(Data entries)
★ ★ ★ ★ ★ ★ ★

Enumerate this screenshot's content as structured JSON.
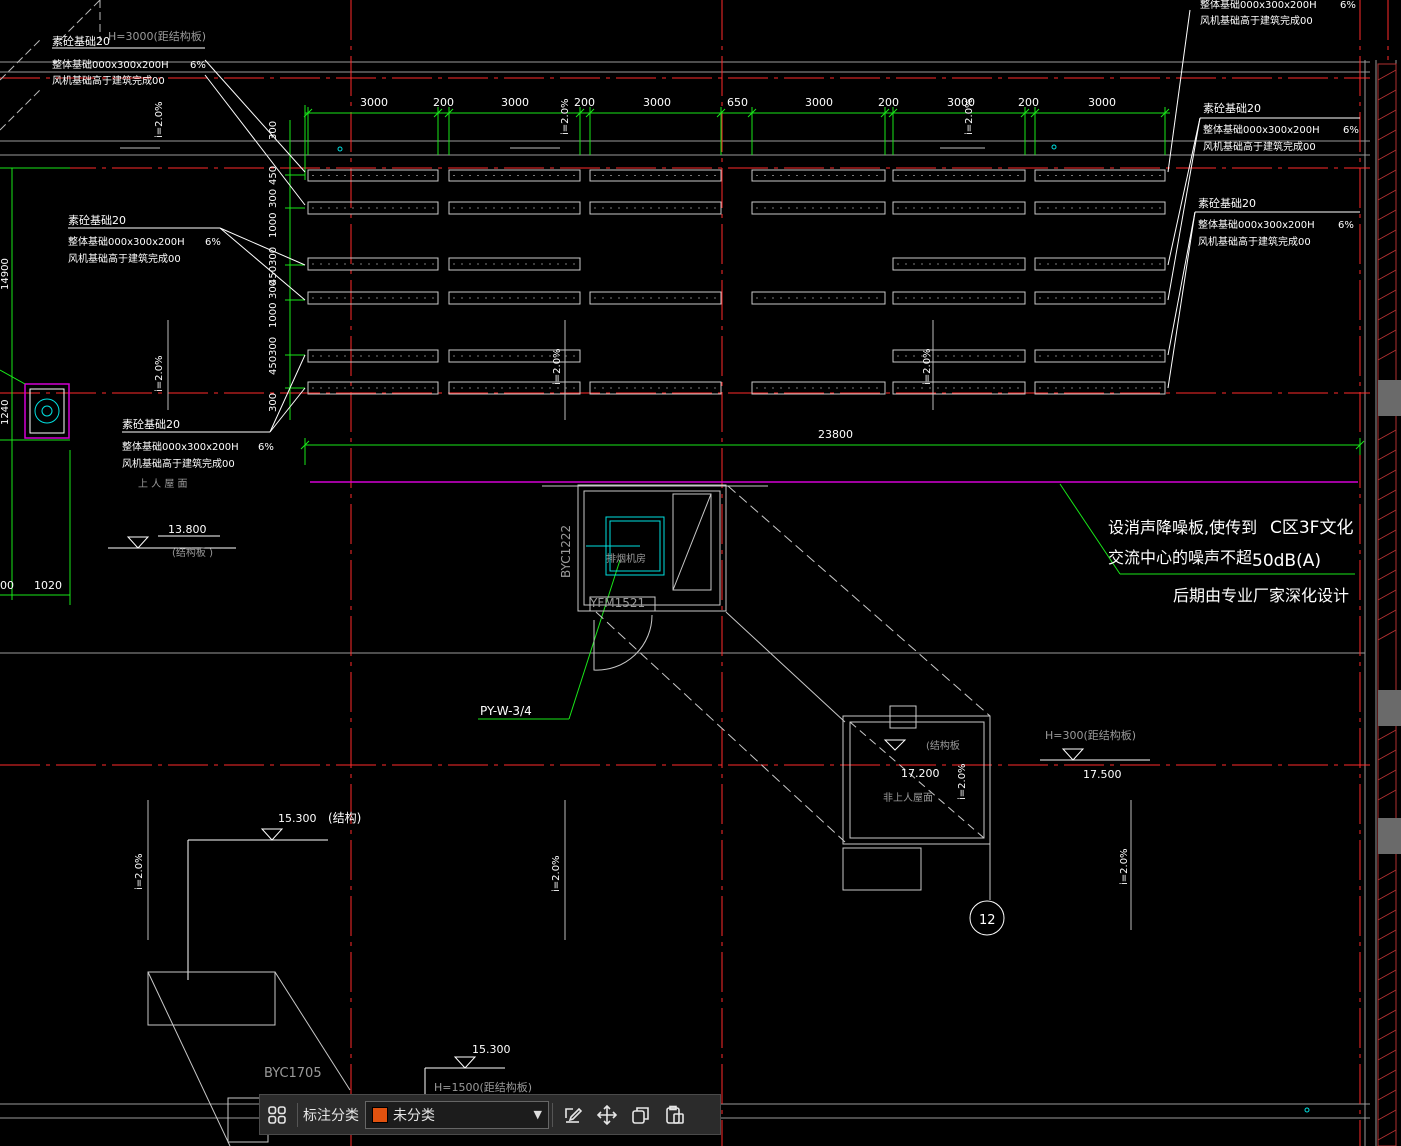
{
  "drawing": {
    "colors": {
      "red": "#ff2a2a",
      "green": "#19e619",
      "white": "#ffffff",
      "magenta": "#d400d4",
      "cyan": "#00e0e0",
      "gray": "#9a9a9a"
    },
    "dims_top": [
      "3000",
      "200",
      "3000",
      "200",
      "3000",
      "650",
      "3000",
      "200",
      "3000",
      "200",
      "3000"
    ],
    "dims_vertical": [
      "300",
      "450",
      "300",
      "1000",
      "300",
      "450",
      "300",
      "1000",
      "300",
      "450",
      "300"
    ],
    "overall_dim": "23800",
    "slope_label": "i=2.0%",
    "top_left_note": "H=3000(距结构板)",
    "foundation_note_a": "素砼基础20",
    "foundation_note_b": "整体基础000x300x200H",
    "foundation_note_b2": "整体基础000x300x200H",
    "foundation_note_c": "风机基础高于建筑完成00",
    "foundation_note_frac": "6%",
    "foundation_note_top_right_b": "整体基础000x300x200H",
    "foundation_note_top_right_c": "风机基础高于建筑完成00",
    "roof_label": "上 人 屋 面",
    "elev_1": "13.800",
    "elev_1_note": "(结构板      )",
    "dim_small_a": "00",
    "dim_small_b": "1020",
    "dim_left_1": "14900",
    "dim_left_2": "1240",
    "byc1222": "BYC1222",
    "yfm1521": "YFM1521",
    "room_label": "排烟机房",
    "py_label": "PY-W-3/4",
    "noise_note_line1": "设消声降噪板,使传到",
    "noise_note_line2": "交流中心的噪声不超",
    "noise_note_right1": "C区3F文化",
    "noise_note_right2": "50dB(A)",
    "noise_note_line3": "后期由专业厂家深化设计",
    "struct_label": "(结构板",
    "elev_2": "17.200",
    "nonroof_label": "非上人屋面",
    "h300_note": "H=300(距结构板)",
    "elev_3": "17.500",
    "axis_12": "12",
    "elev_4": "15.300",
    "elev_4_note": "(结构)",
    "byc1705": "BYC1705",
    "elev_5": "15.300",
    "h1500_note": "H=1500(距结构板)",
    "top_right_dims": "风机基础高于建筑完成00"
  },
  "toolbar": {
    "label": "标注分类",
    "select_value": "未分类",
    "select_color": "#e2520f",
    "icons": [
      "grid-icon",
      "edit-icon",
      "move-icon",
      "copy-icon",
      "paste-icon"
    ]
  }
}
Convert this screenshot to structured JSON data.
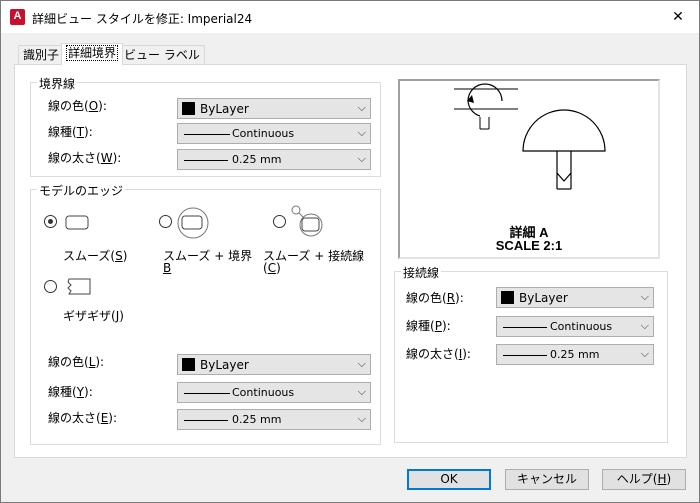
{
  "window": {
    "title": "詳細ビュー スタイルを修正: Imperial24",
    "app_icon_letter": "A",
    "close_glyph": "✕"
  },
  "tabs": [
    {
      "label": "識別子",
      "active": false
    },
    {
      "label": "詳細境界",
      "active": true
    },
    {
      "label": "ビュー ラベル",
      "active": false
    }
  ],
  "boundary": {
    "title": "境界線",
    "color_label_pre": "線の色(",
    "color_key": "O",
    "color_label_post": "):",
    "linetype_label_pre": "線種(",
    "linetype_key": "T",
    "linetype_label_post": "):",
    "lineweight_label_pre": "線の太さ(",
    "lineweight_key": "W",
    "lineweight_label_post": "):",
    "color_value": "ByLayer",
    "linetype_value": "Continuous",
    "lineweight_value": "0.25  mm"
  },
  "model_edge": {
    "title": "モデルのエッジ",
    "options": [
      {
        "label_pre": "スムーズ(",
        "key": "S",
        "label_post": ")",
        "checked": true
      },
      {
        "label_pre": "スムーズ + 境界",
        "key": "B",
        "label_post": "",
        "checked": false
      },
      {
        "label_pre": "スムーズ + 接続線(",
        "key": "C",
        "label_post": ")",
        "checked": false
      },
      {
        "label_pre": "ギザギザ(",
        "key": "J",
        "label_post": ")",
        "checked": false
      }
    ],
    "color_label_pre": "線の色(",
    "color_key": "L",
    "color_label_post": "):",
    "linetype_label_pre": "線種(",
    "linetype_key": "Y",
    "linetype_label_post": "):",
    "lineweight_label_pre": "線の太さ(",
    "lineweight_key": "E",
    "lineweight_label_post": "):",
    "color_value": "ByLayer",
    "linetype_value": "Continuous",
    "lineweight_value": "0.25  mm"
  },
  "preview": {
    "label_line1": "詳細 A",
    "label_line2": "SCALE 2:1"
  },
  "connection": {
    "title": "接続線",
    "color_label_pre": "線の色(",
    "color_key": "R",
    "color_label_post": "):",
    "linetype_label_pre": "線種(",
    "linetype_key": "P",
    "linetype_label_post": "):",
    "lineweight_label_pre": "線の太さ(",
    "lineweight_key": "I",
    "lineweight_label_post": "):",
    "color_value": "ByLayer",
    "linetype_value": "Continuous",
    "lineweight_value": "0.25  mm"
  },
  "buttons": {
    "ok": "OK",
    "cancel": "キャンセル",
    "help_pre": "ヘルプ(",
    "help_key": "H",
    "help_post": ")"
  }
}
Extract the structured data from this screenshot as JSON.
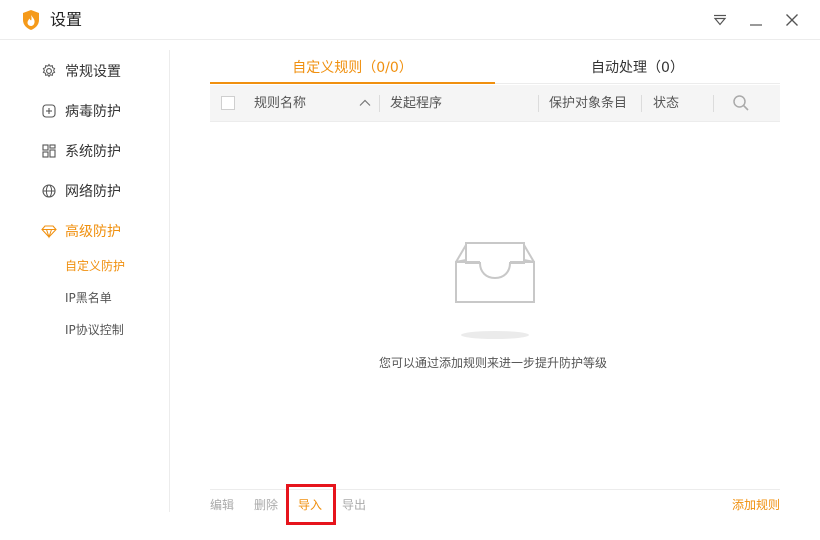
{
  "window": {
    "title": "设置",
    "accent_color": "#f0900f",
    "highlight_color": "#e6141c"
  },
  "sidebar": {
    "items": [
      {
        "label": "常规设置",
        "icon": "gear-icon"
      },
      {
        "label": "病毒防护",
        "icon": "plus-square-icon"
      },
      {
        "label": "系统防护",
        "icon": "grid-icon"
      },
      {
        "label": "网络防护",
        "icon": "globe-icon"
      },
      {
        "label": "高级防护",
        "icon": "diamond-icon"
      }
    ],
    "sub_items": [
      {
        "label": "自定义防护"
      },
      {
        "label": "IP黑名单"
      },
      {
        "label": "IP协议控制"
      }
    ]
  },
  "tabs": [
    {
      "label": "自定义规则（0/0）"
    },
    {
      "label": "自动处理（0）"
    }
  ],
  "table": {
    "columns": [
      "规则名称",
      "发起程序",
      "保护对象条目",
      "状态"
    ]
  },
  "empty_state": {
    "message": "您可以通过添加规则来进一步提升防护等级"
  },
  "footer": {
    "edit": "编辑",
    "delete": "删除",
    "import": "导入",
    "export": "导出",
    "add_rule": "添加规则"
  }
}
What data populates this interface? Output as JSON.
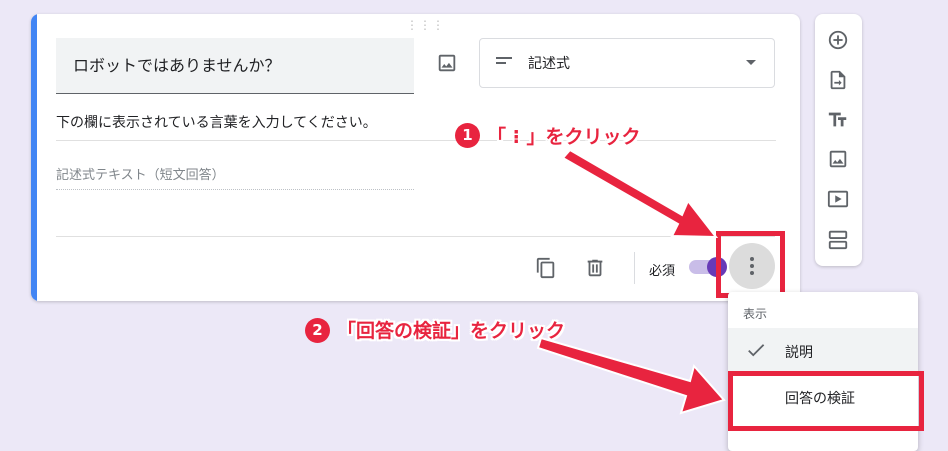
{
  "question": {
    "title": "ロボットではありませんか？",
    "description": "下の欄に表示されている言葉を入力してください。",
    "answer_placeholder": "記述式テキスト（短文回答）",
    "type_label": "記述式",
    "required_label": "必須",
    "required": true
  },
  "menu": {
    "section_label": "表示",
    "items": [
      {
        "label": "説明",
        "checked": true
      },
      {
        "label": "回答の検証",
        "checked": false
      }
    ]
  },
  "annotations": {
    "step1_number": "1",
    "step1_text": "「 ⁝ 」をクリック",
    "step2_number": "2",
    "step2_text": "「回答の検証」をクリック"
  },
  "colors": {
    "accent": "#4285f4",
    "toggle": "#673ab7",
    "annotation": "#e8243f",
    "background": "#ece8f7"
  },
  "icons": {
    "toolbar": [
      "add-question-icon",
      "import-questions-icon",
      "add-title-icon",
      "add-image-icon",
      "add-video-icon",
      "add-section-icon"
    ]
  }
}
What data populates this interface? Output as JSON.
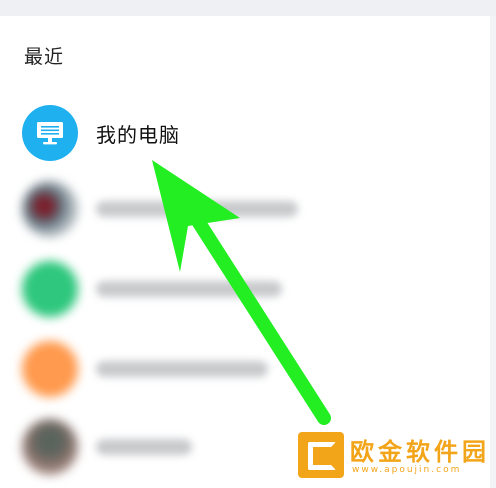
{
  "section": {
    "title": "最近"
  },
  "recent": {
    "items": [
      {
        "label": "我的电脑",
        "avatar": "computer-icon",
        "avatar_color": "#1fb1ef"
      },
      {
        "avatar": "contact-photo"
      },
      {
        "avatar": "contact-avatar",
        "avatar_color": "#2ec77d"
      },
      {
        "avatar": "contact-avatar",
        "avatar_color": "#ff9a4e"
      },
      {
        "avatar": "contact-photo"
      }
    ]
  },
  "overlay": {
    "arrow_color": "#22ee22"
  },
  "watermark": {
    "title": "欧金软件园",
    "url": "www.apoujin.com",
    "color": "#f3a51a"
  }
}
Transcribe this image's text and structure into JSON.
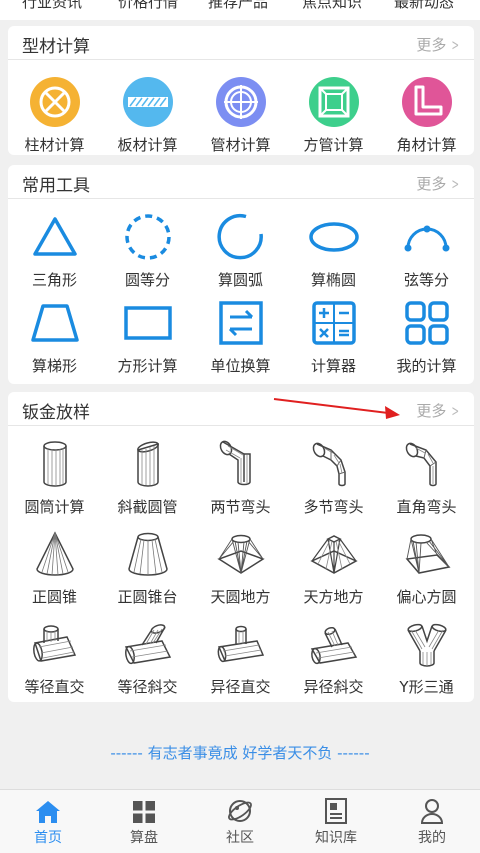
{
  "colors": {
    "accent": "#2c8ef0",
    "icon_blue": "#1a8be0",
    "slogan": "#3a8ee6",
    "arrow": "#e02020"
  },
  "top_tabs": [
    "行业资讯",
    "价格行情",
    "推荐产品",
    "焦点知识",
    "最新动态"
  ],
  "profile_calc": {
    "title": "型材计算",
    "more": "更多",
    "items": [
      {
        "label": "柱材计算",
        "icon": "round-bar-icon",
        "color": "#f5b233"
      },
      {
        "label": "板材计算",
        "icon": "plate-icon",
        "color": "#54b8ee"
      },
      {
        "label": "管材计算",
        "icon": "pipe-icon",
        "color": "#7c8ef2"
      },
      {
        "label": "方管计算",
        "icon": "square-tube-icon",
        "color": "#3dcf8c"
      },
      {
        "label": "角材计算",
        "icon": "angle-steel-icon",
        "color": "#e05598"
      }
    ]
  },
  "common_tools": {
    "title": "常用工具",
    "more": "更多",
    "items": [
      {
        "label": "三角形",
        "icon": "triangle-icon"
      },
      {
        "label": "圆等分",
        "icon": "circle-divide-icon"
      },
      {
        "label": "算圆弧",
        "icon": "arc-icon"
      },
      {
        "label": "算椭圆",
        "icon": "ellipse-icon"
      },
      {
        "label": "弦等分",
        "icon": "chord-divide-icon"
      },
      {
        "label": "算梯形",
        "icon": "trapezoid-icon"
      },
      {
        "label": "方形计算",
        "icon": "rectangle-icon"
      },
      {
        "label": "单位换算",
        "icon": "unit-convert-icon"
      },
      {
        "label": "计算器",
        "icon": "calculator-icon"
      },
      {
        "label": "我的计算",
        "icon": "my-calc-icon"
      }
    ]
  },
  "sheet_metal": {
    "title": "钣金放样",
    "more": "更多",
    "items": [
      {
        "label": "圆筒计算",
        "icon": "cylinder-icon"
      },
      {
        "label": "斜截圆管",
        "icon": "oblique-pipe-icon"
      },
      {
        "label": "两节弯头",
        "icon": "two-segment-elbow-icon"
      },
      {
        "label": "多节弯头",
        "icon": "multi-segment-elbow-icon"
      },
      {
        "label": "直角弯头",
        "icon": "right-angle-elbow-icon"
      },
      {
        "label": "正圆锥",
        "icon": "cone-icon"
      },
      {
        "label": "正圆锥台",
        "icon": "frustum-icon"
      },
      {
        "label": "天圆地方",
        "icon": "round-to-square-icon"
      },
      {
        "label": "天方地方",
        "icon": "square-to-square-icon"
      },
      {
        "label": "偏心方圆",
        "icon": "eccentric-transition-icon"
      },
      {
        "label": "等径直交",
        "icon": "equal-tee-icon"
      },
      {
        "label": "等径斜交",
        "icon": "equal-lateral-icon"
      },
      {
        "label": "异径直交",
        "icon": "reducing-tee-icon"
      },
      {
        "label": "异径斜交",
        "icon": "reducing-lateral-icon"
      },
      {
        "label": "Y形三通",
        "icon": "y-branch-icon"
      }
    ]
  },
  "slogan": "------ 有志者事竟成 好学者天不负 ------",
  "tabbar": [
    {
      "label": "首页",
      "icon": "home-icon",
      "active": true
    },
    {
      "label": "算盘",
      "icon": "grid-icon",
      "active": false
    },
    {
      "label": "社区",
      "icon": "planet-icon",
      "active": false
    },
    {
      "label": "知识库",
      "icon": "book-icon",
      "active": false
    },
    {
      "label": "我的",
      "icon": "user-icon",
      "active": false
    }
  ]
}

★ ★ ★ ★ ★ ★ ★

# To do
In the records above, find each line holding "title" and copy it.

# Output below
    "title": "詳細ビュー スタイルを修正: Imperial24",
    "title": "境界線",
    "title": "モデルのエッジ",
    "title": "接続線",
    "title": "设置",
    "title": "ロボットではありませんか？",
      "add-title-icon",
    "title": "最近"
    "title": "欧金软件园",
    "title": "型材计算",
    "title": "常用工具",
    "title": "钣金放样",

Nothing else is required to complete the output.